- **GIVEN TASK**: Copy every line of the entries that includes the word "true".

Stored entries
• • • • • • •

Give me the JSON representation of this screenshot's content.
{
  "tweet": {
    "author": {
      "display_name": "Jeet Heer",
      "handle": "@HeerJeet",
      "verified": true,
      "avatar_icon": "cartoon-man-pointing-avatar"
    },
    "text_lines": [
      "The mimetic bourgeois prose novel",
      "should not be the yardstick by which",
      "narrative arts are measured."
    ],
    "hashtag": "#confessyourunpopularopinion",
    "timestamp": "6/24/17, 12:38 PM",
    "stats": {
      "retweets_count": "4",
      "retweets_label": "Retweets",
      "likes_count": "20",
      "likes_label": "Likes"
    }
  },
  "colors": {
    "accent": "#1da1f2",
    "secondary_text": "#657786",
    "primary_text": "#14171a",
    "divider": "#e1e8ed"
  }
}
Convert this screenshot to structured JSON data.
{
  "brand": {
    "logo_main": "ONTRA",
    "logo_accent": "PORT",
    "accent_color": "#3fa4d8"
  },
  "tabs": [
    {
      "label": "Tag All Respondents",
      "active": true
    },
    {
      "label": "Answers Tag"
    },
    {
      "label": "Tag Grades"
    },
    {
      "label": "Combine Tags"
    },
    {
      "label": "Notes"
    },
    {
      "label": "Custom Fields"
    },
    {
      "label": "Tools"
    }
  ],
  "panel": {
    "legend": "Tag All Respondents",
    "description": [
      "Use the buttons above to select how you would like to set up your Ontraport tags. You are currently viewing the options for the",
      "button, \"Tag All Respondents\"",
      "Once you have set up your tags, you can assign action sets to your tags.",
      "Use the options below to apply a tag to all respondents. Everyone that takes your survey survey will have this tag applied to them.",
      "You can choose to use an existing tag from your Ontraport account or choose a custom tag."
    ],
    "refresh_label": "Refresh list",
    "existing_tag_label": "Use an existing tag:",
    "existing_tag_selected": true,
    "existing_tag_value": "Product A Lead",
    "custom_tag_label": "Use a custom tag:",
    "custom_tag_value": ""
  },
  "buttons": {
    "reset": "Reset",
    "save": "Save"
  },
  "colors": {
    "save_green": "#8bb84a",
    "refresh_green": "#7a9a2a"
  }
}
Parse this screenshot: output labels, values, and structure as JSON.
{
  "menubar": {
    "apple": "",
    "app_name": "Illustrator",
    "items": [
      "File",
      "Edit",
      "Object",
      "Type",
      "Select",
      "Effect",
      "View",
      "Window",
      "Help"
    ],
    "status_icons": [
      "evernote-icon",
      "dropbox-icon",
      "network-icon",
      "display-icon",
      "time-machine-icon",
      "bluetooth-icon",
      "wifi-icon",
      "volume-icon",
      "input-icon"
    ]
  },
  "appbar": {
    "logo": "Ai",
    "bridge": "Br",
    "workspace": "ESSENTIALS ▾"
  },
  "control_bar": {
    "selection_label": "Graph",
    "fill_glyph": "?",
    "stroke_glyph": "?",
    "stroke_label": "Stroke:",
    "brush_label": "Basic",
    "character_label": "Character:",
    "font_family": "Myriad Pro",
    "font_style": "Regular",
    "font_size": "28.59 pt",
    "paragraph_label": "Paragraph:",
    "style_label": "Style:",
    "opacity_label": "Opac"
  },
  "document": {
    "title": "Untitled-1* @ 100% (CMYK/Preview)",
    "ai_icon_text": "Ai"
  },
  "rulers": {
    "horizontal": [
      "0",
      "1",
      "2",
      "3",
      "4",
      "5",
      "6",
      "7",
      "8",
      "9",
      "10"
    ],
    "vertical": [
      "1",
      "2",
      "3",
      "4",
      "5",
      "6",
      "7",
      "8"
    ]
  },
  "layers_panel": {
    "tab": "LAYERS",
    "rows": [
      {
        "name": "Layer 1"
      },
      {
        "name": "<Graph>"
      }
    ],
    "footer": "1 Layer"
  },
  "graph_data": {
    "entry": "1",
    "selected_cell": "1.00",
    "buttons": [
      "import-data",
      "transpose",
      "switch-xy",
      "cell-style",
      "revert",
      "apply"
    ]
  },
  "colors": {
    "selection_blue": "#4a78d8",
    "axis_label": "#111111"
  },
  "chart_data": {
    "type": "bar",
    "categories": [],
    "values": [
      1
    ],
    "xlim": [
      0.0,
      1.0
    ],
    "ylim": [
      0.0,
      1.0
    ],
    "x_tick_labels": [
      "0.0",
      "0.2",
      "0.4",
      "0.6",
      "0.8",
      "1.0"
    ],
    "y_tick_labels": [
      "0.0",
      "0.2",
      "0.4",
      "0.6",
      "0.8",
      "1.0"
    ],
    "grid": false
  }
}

• • • • • • •

- **FULL ANSWER**:
      "verified": true,
      "active": true
    "existing_tag_selected": true,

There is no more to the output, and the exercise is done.